Identify all lines of the data containing the string "JSON" and copy them.

■ ■ ■ ■

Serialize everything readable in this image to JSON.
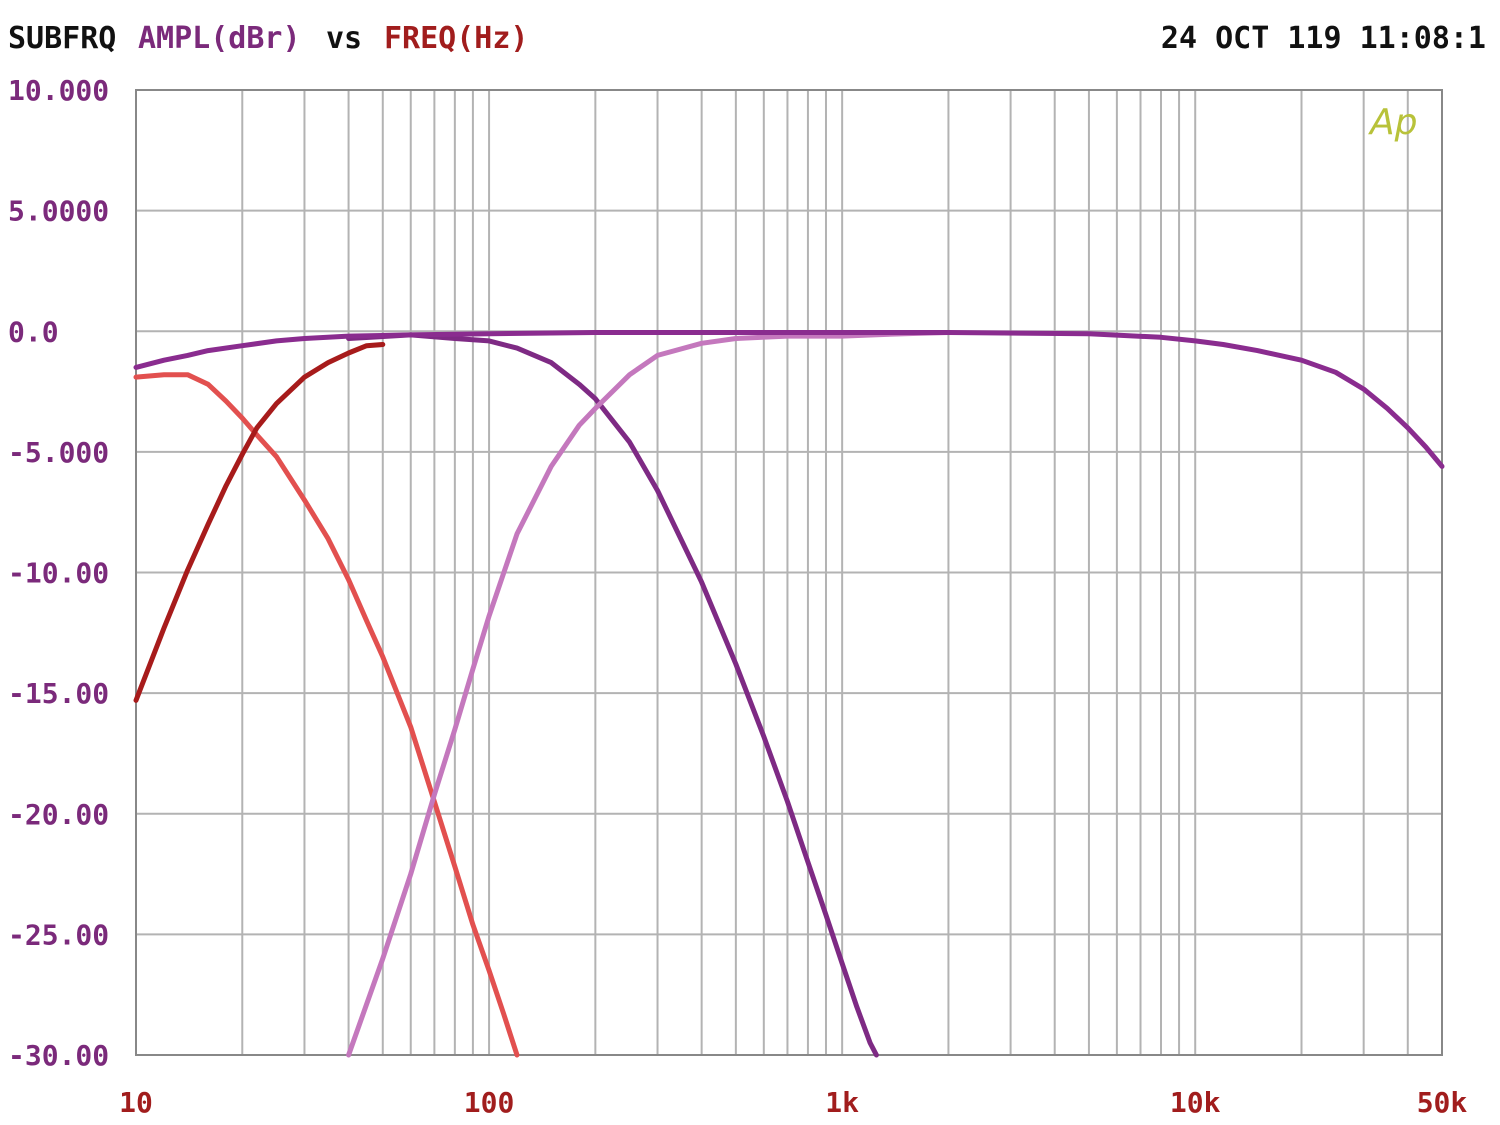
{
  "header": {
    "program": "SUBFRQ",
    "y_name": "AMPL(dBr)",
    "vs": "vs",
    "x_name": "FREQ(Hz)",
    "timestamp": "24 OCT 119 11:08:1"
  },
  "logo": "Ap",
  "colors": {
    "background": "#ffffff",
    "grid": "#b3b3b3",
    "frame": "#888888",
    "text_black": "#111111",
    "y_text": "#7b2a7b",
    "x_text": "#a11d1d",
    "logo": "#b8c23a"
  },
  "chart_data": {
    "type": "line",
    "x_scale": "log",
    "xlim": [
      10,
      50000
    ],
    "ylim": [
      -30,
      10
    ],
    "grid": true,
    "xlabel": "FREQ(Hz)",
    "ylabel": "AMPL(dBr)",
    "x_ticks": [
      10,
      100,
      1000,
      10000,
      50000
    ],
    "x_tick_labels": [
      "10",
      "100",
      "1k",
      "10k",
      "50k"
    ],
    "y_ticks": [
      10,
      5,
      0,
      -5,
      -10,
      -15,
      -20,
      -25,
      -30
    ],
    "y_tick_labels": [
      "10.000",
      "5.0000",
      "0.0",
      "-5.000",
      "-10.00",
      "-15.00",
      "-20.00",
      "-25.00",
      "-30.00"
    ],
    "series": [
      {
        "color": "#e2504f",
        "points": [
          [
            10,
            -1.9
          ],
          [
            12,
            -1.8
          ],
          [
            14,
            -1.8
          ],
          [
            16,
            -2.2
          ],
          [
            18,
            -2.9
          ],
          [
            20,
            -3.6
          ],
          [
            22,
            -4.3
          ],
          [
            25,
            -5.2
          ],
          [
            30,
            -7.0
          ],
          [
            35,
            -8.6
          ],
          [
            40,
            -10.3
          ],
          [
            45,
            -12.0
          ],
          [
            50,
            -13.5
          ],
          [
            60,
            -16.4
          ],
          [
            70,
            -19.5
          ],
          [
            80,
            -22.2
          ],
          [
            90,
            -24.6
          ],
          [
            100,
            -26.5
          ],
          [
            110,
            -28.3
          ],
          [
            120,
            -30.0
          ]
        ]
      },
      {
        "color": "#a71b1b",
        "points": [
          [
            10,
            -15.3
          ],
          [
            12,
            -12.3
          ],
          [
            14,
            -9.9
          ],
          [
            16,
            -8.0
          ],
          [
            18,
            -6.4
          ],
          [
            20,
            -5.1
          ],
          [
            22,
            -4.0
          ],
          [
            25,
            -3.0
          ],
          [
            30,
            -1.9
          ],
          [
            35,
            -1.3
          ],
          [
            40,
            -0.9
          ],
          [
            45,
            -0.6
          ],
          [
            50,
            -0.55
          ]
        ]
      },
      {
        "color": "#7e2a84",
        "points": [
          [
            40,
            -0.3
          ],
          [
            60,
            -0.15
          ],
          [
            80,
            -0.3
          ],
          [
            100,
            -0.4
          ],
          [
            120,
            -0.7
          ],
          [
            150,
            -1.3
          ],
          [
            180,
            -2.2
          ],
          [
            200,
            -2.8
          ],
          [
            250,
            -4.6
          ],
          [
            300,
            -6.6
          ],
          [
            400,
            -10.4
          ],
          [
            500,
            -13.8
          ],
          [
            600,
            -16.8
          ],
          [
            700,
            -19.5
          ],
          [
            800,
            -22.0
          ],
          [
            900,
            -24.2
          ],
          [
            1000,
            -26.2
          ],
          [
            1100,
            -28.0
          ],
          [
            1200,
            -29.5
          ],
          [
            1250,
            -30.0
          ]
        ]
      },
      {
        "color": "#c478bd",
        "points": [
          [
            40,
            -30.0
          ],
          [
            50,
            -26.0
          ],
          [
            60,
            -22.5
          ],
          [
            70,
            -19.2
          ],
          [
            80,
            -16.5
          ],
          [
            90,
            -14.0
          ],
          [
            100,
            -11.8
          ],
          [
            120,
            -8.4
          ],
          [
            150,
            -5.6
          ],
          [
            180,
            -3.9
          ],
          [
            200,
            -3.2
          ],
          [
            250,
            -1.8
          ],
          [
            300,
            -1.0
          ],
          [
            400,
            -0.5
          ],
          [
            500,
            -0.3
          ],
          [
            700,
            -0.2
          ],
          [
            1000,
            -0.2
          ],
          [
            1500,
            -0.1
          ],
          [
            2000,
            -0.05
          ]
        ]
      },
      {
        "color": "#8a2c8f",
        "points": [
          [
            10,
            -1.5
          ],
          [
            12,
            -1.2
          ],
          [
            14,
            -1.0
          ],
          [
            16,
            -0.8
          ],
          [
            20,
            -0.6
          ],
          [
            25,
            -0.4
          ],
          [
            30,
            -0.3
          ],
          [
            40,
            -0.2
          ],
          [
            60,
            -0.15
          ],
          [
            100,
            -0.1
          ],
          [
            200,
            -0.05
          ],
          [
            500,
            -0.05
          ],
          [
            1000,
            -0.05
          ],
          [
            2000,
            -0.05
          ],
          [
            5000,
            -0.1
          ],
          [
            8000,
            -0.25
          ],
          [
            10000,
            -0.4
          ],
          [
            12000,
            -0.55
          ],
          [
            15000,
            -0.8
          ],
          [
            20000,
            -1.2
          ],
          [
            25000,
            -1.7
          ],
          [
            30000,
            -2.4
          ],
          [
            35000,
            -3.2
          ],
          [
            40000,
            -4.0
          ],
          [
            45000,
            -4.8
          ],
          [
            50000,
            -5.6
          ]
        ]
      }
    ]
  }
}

■ ■ ■ ■

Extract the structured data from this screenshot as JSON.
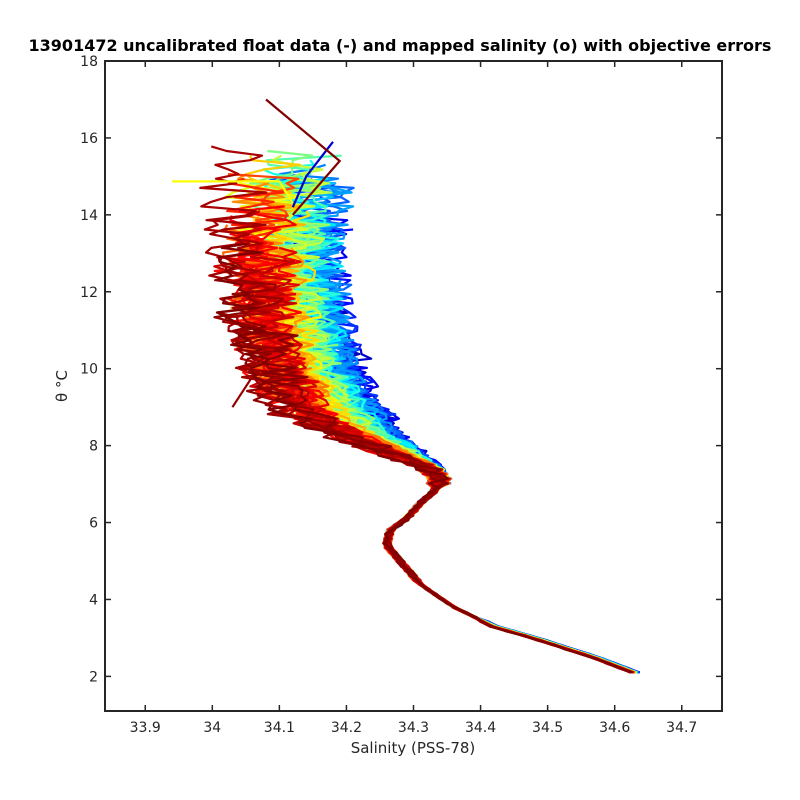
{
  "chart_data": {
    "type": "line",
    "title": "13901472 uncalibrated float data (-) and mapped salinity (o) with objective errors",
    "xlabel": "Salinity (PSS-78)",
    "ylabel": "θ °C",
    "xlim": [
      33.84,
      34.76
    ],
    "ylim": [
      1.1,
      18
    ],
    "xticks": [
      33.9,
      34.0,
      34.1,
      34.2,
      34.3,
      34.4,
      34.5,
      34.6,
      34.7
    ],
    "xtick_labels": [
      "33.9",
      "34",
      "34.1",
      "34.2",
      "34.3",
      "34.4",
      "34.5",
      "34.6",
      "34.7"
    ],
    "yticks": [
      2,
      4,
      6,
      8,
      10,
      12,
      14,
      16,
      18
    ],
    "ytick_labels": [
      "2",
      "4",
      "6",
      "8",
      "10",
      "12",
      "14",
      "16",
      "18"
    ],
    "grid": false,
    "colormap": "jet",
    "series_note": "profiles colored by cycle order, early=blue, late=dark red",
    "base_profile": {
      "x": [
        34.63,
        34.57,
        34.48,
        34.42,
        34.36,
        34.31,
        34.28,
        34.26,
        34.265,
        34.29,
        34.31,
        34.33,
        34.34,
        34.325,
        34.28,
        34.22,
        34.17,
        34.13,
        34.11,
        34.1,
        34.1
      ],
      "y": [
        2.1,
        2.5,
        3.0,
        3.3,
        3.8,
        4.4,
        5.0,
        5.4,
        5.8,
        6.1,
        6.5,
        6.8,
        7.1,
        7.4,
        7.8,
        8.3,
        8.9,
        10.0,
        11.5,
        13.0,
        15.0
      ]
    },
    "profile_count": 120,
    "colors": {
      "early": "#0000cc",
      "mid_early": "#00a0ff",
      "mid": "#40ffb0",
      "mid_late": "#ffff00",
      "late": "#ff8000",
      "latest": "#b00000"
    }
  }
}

■ ■ ■ ■

## [TASK RESPONSE]
Serialize everything readable in this image to JSON.
Extract the structured data from this screenshot as JSON.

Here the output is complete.